PROBLEM DETAILS:
Find every line in the records below that contains the word "this", and copy each such line.

TASK MATERIAL:
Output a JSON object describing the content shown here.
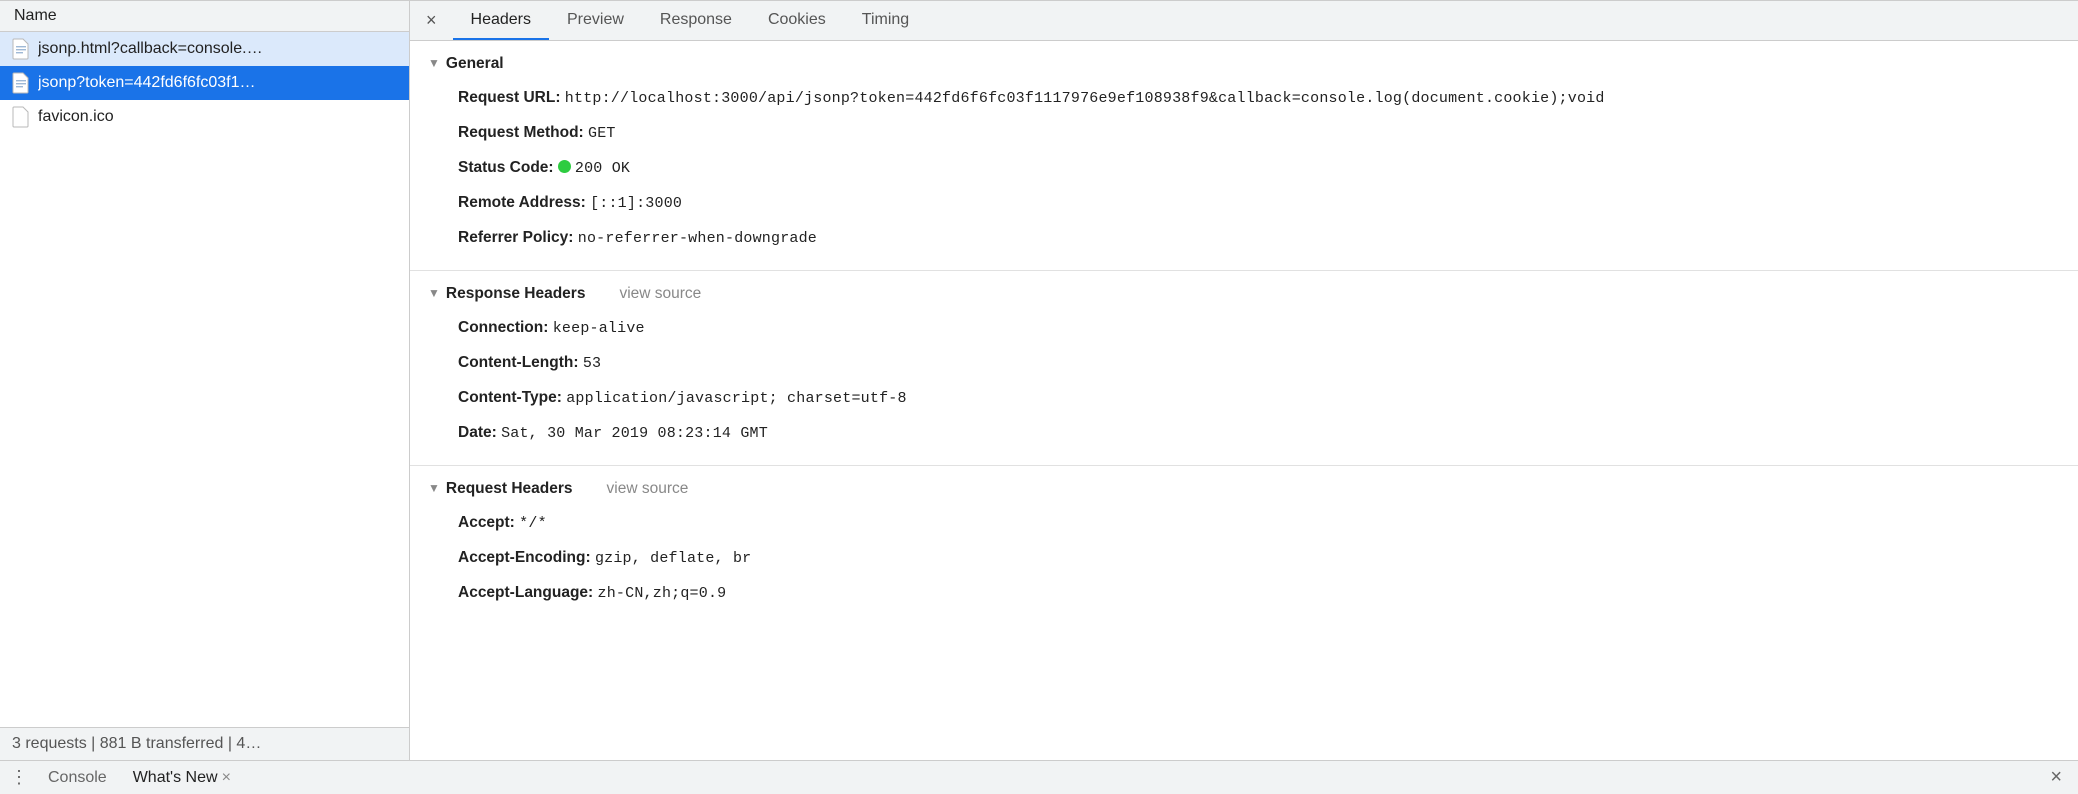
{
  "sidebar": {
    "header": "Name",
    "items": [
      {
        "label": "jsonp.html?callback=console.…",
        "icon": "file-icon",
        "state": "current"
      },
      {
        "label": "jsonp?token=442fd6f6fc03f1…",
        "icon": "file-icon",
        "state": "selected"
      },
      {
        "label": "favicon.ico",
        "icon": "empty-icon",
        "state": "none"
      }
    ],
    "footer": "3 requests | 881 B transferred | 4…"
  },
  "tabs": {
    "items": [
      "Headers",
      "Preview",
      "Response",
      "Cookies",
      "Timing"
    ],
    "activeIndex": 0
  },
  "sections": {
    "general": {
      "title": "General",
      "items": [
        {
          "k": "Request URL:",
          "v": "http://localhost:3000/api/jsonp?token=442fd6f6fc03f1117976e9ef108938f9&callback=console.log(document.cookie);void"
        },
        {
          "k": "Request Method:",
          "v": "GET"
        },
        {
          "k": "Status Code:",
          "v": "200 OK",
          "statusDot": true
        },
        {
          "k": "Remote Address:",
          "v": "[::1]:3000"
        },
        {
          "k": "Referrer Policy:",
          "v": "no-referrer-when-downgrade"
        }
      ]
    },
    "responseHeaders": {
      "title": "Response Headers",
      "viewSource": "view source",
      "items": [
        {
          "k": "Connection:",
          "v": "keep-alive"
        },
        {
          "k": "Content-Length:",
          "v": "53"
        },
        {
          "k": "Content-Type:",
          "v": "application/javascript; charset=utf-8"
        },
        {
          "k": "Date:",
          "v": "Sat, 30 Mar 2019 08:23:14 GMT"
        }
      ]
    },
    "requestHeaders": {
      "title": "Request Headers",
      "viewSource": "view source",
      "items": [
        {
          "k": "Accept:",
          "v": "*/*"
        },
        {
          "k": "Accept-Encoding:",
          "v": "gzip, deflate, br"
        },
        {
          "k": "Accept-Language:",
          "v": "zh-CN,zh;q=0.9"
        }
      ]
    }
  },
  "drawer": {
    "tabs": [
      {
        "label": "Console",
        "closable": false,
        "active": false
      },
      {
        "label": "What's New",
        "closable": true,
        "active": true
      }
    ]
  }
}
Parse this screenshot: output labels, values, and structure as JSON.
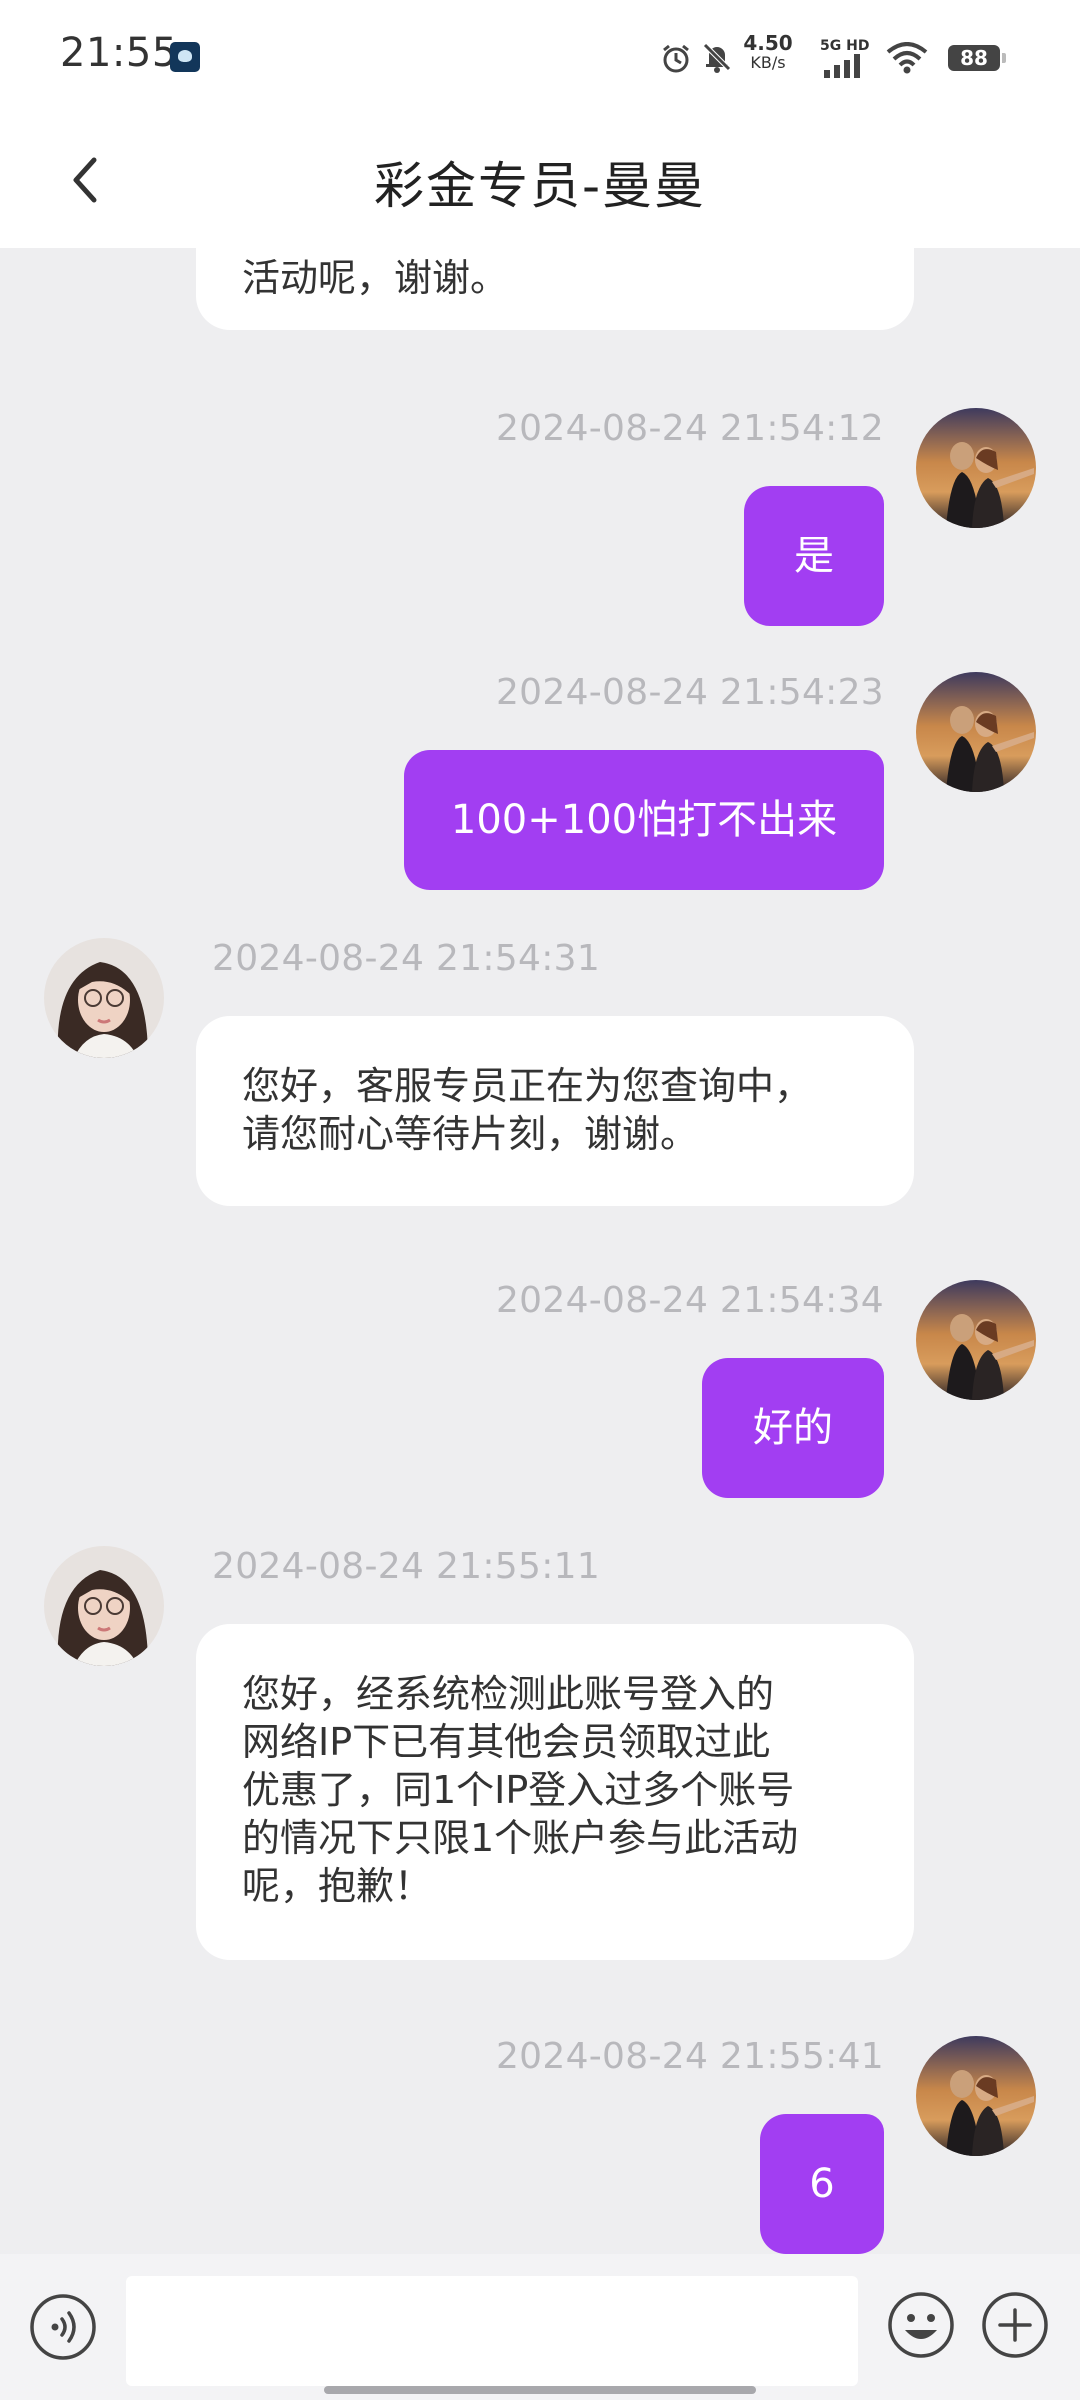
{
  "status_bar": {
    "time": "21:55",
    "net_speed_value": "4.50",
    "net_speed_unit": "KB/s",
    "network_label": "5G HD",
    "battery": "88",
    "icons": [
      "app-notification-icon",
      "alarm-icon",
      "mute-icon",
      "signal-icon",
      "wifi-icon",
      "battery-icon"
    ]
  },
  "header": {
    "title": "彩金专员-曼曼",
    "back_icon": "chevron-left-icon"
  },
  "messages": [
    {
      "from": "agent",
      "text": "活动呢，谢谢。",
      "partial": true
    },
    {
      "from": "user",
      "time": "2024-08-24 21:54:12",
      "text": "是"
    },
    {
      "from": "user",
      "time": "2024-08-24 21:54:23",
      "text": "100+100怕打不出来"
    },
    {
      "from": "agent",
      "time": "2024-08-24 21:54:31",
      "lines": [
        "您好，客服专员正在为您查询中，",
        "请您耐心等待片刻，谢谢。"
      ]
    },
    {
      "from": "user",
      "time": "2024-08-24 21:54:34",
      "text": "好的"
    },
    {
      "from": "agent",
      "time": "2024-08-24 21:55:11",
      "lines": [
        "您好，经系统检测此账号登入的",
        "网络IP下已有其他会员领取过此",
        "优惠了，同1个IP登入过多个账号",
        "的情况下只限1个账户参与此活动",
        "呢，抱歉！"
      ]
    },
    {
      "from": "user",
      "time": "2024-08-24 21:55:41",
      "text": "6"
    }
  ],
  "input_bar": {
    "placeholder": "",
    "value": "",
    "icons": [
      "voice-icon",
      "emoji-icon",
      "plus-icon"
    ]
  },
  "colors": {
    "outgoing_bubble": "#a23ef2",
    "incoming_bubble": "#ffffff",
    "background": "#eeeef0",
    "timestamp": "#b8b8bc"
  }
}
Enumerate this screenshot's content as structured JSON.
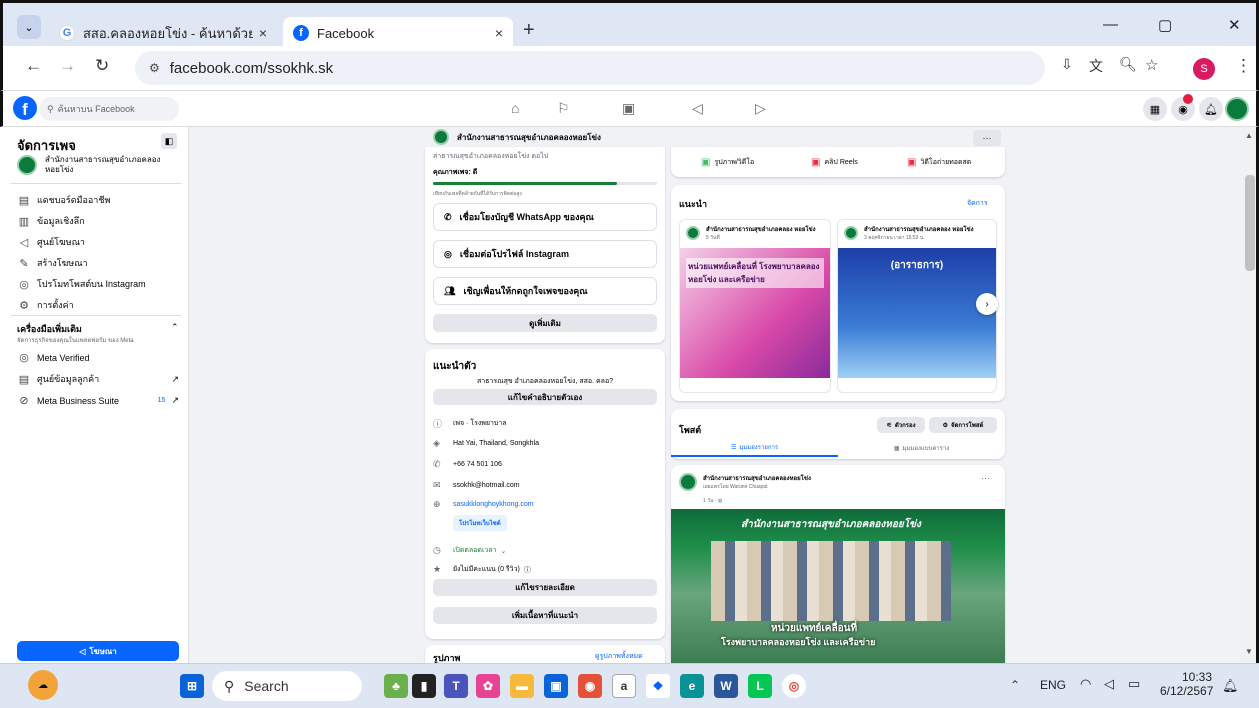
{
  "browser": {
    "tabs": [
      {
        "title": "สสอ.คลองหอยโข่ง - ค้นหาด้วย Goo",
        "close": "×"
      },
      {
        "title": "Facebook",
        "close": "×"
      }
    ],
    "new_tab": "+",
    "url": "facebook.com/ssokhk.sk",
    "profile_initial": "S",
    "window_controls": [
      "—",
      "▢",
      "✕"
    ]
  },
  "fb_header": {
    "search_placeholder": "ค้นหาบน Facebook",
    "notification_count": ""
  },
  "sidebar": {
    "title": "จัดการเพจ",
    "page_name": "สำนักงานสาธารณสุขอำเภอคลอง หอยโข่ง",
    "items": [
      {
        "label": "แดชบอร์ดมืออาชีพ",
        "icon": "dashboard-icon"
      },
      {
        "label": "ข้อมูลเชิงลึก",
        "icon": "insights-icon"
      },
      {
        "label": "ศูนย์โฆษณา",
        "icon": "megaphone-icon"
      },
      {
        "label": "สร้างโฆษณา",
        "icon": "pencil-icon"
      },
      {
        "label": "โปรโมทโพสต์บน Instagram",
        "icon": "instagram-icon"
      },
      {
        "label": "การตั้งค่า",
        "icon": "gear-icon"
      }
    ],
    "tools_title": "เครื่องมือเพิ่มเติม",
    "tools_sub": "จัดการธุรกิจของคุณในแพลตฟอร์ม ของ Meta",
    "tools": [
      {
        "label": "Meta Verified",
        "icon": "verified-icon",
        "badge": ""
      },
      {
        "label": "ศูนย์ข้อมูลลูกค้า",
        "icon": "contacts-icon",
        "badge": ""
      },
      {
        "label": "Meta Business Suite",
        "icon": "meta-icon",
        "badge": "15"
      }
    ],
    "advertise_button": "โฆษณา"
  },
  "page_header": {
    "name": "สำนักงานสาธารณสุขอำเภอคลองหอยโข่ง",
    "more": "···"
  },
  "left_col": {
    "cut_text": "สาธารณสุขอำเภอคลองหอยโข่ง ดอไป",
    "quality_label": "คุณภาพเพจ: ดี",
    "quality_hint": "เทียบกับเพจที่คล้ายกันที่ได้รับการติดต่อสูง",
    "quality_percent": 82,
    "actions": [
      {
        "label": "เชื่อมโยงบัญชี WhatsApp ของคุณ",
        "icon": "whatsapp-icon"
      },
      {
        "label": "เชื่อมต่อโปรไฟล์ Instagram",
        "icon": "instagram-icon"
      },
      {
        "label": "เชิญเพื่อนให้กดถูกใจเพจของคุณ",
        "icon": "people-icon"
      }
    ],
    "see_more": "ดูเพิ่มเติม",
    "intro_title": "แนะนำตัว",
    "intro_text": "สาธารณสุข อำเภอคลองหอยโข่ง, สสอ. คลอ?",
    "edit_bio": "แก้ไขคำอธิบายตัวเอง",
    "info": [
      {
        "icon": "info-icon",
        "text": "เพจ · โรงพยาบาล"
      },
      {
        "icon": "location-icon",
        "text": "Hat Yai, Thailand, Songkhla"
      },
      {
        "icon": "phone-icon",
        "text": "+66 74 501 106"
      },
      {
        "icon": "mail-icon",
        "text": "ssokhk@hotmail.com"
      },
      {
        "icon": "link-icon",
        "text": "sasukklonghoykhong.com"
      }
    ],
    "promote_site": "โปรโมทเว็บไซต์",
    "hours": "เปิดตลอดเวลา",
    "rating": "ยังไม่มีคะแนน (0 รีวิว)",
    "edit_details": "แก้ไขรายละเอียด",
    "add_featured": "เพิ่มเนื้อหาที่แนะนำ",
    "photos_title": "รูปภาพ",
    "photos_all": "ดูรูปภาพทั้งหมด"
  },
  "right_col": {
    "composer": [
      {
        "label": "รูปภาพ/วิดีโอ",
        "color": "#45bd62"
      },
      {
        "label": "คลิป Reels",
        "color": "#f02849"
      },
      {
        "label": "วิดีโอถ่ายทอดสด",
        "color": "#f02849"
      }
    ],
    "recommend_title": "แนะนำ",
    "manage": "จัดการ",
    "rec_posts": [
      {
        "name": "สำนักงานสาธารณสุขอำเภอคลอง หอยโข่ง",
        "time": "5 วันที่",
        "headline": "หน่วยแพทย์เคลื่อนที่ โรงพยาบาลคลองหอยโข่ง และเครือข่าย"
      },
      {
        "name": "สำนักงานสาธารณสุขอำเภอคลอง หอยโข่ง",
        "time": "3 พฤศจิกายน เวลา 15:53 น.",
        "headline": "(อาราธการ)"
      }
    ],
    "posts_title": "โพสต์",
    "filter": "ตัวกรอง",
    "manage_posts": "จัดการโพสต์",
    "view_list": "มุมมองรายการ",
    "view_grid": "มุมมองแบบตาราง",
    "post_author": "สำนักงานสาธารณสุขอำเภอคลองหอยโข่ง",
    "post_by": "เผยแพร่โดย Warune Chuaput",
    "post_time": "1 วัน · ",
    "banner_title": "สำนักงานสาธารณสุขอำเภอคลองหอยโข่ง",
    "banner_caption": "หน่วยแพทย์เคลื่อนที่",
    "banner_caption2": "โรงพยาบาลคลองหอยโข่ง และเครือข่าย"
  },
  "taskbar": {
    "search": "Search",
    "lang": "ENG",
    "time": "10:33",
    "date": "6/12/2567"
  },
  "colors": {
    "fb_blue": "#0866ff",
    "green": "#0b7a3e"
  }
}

ANSWER IN FULL:
Parse this screenshot: output labels, values, and structure as JSON.
Enumerate this screenshot's content as structured JSON.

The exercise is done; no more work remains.